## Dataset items
'''

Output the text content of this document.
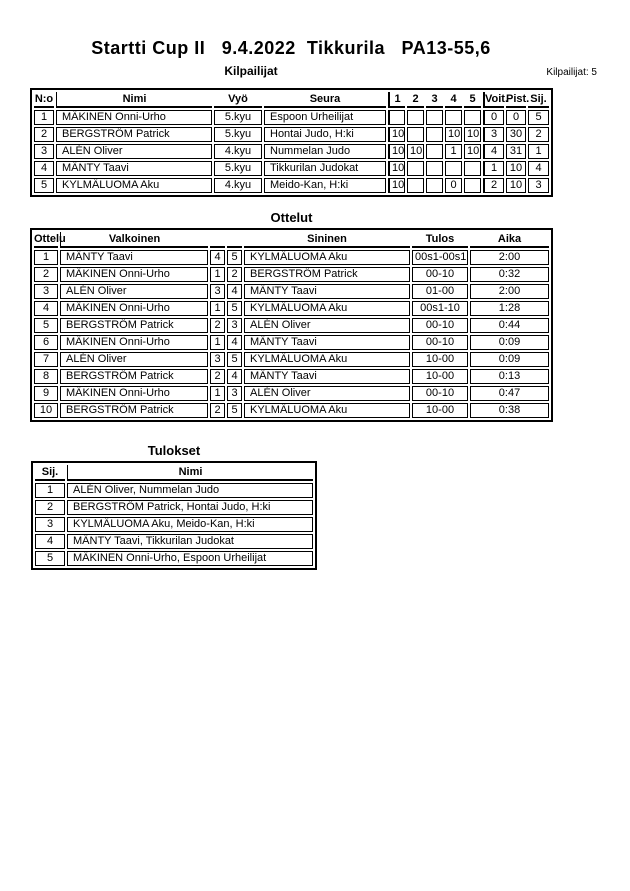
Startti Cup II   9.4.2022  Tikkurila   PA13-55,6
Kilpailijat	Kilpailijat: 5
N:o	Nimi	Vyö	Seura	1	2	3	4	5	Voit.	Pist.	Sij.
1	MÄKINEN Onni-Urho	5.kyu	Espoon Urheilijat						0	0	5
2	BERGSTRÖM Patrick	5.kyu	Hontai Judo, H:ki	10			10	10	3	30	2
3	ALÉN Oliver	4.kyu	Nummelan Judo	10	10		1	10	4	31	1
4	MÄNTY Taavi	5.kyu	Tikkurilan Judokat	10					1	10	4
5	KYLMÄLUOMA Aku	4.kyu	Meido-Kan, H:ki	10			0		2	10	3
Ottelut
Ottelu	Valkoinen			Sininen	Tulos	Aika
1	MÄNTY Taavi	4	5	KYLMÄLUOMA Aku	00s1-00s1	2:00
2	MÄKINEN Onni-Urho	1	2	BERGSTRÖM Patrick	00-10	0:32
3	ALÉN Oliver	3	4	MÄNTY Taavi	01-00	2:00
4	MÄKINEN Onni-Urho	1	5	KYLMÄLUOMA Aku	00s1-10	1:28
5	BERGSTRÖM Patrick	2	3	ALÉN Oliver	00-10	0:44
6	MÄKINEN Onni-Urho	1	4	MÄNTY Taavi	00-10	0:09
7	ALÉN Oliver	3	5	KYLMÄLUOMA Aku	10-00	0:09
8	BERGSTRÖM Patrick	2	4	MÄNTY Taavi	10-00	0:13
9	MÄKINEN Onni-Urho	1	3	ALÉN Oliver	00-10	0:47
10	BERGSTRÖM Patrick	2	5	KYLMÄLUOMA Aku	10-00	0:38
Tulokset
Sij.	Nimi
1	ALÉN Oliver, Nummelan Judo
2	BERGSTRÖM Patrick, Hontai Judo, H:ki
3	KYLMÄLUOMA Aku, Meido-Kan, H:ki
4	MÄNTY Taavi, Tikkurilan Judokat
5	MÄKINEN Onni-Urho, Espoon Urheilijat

'''

## TO DO
Transcribe the full listing above exactly, with the images removed.

## RESPONSE TO THIS TASK
Output the text content of this document.
Startti Cup II   9.4.2022  Tikkurila   PA13-55,6
Kilpailijat	Kilpailijat: 5
N:o	Nimi	Vyö	Seura	1	2	3	4	5	Voit.	Pist.	Sij.
1	MÄKINEN Onni-Urho	5.kyu	Espoon Urheilijat						0	0	5
2	BERGSTRÖM Patrick	5.kyu	Hontai Judo, H:ki	10			10	10	3	30	2
3	ALÉN Oliver	4.kyu	Nummelan Judo	10	10		1	10	4	31	1
4	MÄNTY Taavi	5.kyu	Tikkurilan Judokat	10					1	10	4
5	KYLMÄLUOMA Aku	4.kyu	Meido-Kan, H:ki	10			0		2	10	3
Ottelut
Ottelu	Valkoinen			Sininen	Tulos	Aika
1	MÄNTY Taavi	4	5	KYLMÄLUOMA Aku	00s1-00s1	2:00
2	MÄKINEN Onni-Urho	1	2	BERGSTRÖM Patrick	00-10	0:32
3	ALÉN Oliver	3	4	MÄNTY Taavi	01-00	2:00
4	MÄKINEN Onni-Urho	1	5	KYLMÄLUOMA Aku	00s1-10	1:28
5	BERGSTRÖM Patrick	2	3	ALÉN Oliver	00-10	0:44
6	MÄKINEN Onni-Urho	1	4	MÄNTY Taavi	00-10	0:09
7	ALÉN Oliver	3	5	KYLMÄLUOMA Aku	10-00	0:09
8	BERGSTRÖM Patrick	2	4	MÄNTY Taavi	10-00	0:13
9	MÄKINEN Onni-Urho	1	3	ALÉN Oliver	00-10	0:47
10	BERGSTRÖM Patrick	2	5	KYLMÄLUOMA Aku	10-00	0:38
Tulokset
Sij.	Nimi
1	ALÉN Oliver, Nummelan Judo
2	BERGSTRÖM Patrick, Hontai Judo, H:ki
3	KYLMÄLUOMA Aku, Meido-Kan, H:ki
4	MÄNTY Taavi, Tikkurilan Judokat
5	MÄKINEN Onni-Urho, Espoon Urheilijat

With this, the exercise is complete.